◆ OBJECTIVE ◆
Find the word "一手抓工作转型" in the data. Return every line where it appears.

:: DATASET RECORDS

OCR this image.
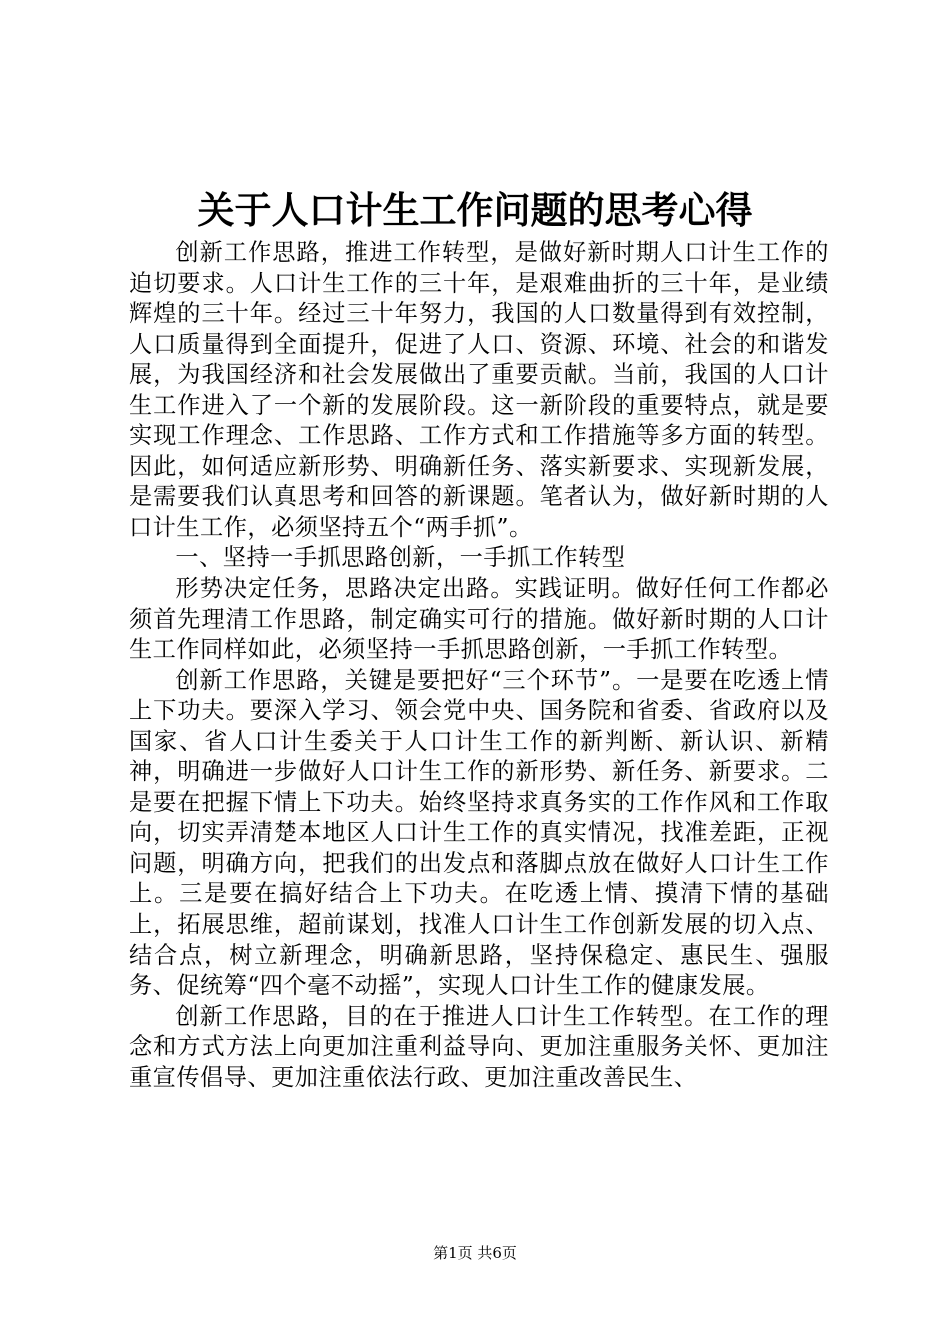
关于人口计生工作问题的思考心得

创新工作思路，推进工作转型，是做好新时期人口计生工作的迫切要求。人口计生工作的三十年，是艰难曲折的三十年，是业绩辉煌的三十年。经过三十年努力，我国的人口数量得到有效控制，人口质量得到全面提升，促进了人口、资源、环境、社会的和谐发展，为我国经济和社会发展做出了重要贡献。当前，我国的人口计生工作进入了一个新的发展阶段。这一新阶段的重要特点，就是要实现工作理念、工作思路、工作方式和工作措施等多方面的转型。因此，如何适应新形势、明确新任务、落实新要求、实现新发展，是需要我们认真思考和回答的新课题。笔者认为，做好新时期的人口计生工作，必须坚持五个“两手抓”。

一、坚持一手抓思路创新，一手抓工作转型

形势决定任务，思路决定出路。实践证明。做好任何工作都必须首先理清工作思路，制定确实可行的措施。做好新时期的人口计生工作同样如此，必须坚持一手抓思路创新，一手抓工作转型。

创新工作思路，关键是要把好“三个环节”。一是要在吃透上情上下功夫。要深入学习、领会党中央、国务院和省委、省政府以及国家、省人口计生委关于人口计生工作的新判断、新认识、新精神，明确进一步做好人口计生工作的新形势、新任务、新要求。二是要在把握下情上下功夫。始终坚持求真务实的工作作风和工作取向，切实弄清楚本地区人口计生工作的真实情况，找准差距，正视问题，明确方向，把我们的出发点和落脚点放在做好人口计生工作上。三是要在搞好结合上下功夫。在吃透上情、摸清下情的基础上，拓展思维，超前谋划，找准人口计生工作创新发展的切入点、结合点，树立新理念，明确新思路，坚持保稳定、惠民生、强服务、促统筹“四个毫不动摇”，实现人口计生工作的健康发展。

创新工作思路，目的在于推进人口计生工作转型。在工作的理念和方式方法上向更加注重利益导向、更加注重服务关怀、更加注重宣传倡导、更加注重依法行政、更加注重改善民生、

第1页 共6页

::::
:: DATASET RECORDS

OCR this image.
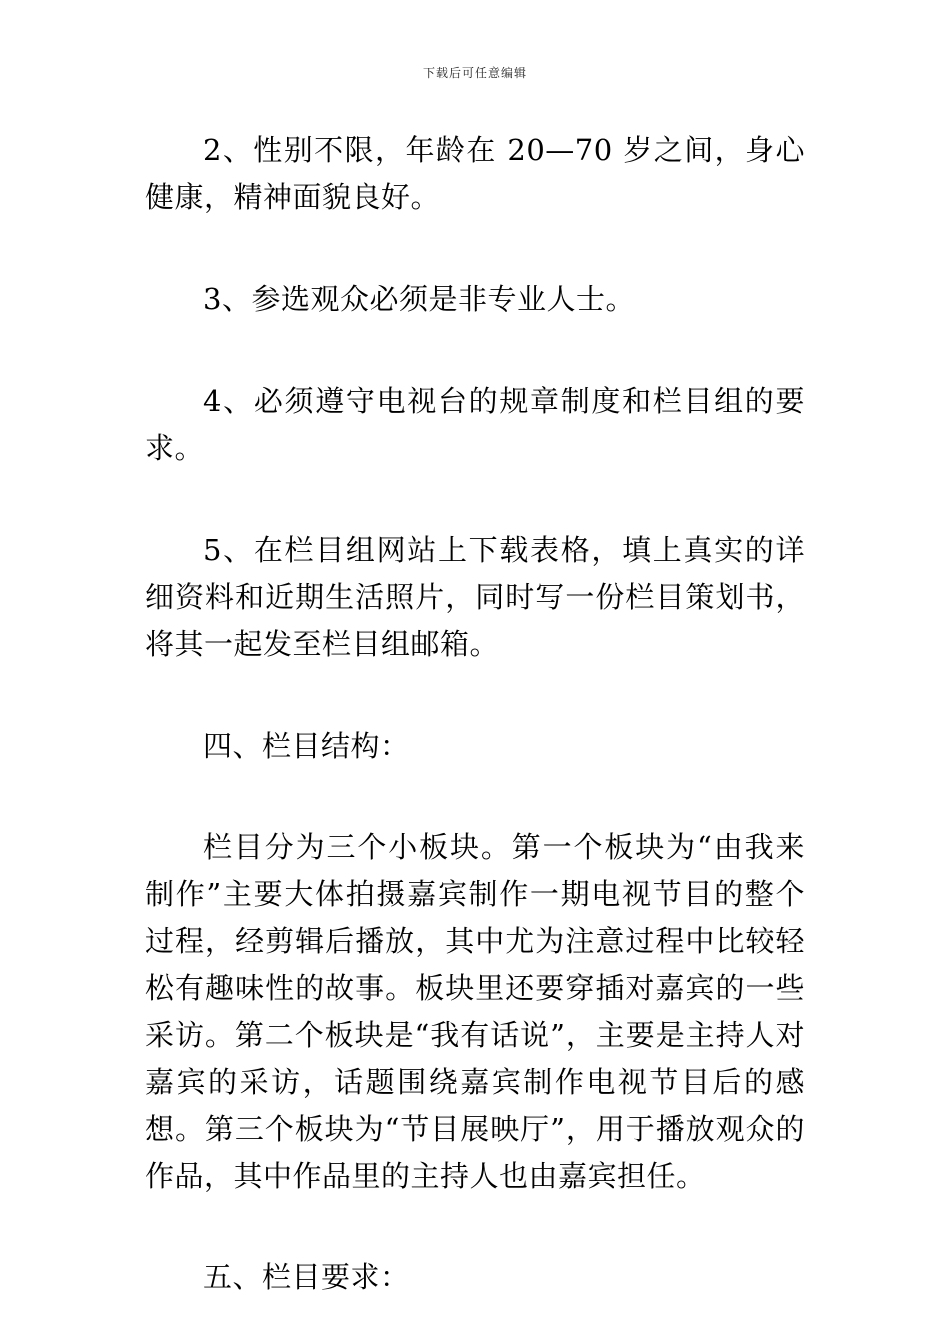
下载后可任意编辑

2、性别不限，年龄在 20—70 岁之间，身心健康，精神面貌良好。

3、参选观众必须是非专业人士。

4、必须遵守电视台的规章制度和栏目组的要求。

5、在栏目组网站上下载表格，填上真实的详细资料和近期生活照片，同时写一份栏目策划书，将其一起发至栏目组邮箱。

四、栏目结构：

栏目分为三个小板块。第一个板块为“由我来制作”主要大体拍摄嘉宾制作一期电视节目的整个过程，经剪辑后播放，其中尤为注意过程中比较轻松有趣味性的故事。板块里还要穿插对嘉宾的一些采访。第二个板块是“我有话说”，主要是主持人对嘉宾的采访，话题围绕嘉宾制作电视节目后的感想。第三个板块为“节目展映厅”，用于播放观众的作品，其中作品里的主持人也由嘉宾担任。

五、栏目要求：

::::

◆ EXERCISE SOLUTION ◆
一、坚持一手抓思路创新，一手抓工作转型
形势决定任务，思路决定出路。实践证明。做好任何工作都必须首先理清工作思路，制定确实可行的措施。做好新时期的人口计生工作同样如此，必须坚持一手抓思路创新，一手抓工作转型。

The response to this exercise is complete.